━━━ RECORD SET

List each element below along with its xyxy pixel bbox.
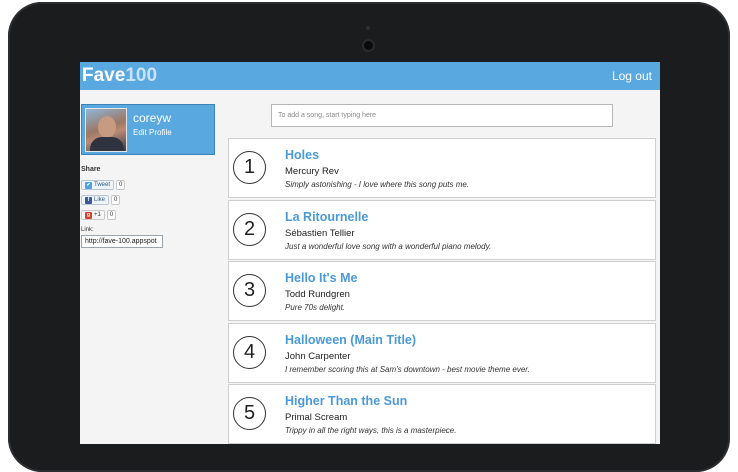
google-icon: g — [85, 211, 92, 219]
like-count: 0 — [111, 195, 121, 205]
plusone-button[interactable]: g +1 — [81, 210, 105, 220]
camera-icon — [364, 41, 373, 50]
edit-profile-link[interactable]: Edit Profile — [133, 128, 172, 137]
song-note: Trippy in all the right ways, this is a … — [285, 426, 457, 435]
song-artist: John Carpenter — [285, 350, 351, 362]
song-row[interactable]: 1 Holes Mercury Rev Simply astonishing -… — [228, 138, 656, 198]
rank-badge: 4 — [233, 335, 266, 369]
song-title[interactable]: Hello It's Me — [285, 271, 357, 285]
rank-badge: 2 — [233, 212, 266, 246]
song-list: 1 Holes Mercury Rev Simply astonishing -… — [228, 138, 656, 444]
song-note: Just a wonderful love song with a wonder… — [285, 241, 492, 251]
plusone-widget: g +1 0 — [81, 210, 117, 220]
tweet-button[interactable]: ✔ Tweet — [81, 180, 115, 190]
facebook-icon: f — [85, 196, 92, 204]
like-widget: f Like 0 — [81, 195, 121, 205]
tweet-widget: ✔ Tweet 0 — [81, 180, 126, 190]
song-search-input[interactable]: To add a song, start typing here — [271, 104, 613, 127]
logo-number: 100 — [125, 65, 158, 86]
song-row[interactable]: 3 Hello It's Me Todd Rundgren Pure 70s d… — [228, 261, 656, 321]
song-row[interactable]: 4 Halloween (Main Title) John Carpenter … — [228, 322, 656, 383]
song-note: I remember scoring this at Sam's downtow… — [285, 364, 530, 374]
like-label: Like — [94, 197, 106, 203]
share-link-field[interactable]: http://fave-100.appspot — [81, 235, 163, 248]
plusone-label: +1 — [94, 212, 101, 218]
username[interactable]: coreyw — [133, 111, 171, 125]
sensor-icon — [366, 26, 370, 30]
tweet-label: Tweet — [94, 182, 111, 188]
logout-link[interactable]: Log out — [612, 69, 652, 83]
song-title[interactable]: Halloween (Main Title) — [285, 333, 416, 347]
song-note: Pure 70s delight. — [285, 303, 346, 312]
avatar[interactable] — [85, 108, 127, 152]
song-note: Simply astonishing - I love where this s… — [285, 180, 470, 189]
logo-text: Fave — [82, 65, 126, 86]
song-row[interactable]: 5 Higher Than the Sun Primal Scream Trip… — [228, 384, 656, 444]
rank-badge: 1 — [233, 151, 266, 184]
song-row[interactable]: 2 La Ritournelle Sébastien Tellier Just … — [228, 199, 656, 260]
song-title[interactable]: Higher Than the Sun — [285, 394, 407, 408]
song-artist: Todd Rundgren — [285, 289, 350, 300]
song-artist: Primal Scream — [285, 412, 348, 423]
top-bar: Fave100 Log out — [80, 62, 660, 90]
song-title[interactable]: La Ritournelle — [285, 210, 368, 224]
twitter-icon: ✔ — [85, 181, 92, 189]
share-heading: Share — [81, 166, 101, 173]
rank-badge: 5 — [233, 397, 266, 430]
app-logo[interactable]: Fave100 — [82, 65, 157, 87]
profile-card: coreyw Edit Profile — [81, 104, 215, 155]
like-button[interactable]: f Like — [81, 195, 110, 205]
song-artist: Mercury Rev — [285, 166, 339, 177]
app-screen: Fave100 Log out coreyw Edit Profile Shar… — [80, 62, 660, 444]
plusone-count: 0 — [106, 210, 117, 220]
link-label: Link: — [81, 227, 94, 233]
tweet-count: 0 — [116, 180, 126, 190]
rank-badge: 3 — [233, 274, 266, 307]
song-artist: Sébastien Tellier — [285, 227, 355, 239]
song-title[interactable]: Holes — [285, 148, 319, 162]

━━━━━━
━━━ RECORD SET

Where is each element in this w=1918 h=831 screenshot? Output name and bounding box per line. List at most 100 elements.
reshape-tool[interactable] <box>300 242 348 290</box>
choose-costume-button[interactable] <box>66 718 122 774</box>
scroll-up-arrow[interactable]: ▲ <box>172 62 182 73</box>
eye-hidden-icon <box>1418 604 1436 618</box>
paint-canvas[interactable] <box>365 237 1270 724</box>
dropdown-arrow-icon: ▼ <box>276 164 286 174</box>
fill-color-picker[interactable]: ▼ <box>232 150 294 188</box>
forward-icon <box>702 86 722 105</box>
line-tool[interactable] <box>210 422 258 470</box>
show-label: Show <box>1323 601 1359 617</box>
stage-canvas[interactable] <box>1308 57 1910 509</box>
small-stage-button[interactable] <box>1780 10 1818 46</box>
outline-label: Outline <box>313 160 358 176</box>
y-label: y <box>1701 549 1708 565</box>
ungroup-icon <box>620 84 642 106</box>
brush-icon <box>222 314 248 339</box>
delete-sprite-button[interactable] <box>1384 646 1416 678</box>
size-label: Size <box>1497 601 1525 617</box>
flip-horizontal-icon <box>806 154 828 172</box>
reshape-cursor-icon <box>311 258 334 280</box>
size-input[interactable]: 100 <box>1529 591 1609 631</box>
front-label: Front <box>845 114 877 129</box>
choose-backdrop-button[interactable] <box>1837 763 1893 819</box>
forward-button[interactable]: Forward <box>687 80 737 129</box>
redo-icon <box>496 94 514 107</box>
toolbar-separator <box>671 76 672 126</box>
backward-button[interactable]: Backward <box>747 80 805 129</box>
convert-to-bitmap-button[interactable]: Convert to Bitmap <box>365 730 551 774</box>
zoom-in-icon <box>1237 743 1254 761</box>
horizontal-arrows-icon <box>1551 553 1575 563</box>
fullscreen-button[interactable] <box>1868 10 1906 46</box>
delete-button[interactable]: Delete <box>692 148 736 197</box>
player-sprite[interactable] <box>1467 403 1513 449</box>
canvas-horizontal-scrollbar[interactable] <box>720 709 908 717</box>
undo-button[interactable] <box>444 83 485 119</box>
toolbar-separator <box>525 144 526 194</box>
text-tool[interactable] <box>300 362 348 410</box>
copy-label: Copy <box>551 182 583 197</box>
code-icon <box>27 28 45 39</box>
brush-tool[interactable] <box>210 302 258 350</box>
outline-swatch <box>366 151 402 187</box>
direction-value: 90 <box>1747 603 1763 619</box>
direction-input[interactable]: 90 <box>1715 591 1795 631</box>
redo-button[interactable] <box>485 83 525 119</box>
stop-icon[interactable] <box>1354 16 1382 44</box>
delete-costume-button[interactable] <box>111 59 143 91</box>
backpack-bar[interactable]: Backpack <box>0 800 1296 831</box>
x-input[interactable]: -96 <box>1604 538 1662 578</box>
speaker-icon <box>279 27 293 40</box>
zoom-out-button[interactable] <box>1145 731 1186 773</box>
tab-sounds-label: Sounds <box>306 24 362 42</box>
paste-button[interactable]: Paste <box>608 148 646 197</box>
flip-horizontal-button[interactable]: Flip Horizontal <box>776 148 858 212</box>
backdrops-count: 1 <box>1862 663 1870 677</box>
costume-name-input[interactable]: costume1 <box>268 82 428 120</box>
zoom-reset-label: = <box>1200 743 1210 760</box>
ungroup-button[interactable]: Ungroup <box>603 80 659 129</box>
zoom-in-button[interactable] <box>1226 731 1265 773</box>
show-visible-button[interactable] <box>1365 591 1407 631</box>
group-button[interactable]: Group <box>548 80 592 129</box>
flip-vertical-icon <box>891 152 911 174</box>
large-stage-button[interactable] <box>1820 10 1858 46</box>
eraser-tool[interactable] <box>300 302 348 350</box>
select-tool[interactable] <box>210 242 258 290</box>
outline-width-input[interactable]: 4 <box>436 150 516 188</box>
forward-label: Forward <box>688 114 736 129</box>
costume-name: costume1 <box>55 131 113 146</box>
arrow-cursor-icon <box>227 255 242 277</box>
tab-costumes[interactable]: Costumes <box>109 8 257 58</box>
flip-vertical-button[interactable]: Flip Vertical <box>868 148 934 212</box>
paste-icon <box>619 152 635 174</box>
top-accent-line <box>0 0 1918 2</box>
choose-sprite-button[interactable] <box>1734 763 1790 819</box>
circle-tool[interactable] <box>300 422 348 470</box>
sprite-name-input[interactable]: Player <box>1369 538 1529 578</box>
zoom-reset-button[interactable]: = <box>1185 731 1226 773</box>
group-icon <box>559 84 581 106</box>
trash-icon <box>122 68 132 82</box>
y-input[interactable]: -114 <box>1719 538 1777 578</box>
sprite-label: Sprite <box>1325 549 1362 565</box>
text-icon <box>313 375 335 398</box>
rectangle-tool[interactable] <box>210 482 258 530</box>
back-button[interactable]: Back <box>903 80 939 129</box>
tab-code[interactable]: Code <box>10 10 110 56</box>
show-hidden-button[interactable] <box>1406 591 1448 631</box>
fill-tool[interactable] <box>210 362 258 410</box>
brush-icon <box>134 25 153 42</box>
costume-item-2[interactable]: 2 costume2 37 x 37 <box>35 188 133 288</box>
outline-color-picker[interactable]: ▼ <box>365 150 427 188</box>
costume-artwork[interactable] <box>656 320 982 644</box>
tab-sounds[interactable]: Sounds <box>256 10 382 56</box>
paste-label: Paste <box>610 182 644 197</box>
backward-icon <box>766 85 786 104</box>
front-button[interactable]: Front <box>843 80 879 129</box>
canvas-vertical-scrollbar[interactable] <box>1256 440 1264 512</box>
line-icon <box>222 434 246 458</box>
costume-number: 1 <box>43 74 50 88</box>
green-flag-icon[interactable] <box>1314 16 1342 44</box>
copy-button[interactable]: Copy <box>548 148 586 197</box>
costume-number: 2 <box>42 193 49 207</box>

━━━━━━

:: WORK TO BE COMPLETED ::
Copy out the entries word for word, from the line with "Where is each" to the line with "brush-icon <box>222 314 248 339</box>", both lines included.

:: SOLVED PROBLEM ::
Where is each element in this w=1918 h=831 screenshot? Output name and bounding box per line. List at most 100 elements.
reshape-tool[interactable] <box>300 242 348 290</box>
choose-costume-button[interactable] <box>66 718 122 774</box>
scroll-up-arrow[interactable]: ▲ <box>172 62 182 73</box>
eye-hidden-icon <box>1418 604 1436 618</box>
paint-canvas[interactable] <box>365 237 1270 724</box>
dropdown-arrow-icon: ▼ <box>276 164 286 174</box>
fill-color-picker[interactable]: ▼ <box>232 150 294 188</box>
forward-icon <box>702 86 722 105</box>
line-tool[interactable] <box>210 422 258 470</box>
show-label: Show <box>1323 601 1359 617</box>
stage-canvas[interactable] <box>1308 57 1910 509</box>
small-stage-button[interactable] <box>1780 10 1818 46</box>
outline-label: Outline <box>313 160 358 176</box>
y-label: y <box>1701 549 1708 565</box>
ungroup-icon <box>620 84 642 106</box>
brush-icon <box>222 314 248 339</box>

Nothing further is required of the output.